PROBLEM TO WORK ON |
What lines of the data hold the string "быстрого"? Pull each one out.
__________________________________________________
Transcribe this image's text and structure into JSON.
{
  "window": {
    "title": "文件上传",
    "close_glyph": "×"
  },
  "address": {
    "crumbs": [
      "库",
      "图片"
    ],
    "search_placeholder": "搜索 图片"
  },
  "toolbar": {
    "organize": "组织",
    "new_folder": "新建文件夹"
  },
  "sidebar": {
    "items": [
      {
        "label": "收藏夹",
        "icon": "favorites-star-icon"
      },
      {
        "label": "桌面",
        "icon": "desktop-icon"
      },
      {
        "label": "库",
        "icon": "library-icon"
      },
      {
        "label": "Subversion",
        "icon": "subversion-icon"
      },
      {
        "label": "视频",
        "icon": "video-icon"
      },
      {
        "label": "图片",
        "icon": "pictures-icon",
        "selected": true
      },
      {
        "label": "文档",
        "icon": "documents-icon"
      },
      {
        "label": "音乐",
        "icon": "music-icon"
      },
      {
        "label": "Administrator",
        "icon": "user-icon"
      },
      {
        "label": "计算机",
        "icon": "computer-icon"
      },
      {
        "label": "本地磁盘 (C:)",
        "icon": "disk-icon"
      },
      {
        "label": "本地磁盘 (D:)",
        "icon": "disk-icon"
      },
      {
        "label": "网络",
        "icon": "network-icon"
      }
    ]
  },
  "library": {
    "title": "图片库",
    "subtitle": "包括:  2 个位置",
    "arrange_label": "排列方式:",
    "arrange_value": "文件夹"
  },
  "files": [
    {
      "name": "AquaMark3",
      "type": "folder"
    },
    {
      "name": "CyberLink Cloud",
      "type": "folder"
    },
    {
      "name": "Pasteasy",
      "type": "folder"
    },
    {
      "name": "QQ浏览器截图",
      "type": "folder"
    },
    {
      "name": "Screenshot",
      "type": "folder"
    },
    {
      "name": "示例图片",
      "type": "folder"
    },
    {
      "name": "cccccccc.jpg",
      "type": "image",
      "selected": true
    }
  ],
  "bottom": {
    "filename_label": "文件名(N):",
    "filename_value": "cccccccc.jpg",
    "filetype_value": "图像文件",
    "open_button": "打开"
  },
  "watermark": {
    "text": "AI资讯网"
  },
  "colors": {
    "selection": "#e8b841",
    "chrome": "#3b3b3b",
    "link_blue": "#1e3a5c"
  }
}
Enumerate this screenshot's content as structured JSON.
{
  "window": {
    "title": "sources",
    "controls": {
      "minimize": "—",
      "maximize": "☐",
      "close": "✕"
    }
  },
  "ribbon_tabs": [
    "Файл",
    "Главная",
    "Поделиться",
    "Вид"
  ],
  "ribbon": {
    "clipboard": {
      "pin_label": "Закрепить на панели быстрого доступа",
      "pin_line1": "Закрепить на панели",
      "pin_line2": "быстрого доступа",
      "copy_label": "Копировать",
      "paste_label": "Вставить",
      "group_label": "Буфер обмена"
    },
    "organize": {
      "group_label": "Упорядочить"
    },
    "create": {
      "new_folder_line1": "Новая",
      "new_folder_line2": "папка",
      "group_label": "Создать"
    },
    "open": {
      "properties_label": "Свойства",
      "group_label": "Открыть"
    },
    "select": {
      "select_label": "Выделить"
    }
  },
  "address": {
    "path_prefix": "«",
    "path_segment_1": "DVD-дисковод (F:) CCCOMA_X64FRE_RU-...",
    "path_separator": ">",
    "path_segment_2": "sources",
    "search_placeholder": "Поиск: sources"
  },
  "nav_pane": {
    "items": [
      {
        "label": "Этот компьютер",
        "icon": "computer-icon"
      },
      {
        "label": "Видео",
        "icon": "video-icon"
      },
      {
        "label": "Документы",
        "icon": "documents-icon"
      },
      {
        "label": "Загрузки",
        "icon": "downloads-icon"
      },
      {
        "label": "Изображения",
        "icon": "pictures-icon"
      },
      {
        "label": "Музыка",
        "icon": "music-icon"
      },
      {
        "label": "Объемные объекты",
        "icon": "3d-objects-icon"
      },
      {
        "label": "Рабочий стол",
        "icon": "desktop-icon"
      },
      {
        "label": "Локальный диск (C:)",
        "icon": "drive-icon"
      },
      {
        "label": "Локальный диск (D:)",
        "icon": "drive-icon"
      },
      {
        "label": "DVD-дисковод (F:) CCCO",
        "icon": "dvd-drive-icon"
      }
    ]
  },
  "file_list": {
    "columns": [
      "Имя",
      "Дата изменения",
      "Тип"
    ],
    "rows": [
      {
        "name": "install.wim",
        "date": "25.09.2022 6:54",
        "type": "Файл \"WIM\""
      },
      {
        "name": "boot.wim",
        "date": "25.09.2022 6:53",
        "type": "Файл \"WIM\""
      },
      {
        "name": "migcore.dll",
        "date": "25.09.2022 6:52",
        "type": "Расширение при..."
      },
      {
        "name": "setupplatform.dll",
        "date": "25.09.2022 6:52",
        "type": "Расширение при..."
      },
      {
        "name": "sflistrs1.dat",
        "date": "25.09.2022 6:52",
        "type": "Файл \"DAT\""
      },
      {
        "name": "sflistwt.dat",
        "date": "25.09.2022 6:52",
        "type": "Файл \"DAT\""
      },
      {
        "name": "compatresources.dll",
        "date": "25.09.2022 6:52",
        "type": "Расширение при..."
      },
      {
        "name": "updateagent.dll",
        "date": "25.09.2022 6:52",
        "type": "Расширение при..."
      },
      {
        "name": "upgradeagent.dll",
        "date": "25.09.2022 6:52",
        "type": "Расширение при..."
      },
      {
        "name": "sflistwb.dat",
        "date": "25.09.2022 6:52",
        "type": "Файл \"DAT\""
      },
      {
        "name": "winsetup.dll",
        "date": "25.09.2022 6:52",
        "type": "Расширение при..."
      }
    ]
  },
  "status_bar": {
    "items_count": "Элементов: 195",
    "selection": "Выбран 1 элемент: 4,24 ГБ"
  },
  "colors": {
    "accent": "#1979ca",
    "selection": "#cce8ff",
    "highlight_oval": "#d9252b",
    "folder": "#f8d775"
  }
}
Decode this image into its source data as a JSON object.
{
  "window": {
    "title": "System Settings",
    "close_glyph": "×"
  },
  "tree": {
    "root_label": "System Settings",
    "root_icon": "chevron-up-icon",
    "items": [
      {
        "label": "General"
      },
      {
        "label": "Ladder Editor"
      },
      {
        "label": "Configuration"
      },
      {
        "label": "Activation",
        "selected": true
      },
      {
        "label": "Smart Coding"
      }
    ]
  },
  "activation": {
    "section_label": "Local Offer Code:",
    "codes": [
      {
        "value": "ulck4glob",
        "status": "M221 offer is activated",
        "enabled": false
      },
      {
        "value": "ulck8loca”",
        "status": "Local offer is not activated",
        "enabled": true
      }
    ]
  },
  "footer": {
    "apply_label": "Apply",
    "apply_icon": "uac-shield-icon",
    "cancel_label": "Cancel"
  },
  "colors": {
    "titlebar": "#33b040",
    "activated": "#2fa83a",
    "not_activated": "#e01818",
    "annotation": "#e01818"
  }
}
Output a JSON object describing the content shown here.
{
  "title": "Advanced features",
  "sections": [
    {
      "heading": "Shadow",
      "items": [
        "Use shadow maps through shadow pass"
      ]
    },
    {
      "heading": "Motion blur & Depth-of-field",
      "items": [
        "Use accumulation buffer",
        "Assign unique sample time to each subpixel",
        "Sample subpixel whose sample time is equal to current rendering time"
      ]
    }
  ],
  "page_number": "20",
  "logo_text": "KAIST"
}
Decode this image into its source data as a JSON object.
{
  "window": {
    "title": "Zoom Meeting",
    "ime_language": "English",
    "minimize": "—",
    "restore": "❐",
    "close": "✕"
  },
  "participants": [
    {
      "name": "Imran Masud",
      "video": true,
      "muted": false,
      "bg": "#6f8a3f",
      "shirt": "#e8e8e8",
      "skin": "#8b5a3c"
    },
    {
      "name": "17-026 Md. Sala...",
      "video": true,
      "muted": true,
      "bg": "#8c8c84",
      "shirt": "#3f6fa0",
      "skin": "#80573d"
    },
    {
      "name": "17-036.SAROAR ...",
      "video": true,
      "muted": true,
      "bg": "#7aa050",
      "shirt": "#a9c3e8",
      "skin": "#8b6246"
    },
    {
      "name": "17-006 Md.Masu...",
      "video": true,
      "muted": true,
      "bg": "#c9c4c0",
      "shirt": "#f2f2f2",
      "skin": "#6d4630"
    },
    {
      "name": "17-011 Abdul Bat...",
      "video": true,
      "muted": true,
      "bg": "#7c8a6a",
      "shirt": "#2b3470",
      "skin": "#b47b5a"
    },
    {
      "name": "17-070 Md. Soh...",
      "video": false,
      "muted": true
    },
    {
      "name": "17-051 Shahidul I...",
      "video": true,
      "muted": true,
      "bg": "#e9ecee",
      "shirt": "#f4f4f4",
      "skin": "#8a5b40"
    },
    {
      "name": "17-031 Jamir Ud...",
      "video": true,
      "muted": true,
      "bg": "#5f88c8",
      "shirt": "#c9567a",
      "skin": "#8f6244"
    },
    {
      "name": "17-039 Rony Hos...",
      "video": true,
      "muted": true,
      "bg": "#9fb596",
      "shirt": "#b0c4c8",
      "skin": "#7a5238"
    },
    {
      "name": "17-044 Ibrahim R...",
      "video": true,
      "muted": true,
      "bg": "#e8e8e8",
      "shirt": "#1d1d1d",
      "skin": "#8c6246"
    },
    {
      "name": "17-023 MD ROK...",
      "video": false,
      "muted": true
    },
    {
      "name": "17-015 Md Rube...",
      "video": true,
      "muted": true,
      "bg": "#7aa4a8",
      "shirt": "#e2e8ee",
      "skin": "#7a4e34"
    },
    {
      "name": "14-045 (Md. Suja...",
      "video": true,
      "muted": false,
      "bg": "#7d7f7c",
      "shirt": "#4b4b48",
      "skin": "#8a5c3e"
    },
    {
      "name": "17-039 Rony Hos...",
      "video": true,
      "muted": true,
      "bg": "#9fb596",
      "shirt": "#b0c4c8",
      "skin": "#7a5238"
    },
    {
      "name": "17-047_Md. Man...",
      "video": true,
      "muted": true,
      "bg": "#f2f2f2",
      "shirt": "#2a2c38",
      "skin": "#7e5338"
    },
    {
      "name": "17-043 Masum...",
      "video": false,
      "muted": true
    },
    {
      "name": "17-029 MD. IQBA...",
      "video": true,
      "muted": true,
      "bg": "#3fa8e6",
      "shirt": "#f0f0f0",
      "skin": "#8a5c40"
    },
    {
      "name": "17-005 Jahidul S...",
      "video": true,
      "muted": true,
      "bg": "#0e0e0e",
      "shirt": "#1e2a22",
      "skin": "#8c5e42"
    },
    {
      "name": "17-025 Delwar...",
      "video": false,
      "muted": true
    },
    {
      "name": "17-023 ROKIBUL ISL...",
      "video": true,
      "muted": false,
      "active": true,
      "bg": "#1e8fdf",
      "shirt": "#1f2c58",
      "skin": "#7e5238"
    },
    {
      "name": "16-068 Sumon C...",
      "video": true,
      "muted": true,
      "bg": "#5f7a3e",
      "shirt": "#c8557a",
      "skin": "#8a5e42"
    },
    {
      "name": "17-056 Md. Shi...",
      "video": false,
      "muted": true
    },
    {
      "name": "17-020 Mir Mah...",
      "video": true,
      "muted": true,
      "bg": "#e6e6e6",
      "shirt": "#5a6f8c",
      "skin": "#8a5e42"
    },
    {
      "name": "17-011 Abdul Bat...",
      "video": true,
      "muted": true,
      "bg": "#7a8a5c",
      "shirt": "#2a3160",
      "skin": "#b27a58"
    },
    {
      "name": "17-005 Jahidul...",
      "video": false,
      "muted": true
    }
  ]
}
__________________________________________________
CORRECT RESPONSE |
      "pin_label": "Закрепить на панели быстрого доступа",
      "pin_line2": "быстрого доступа",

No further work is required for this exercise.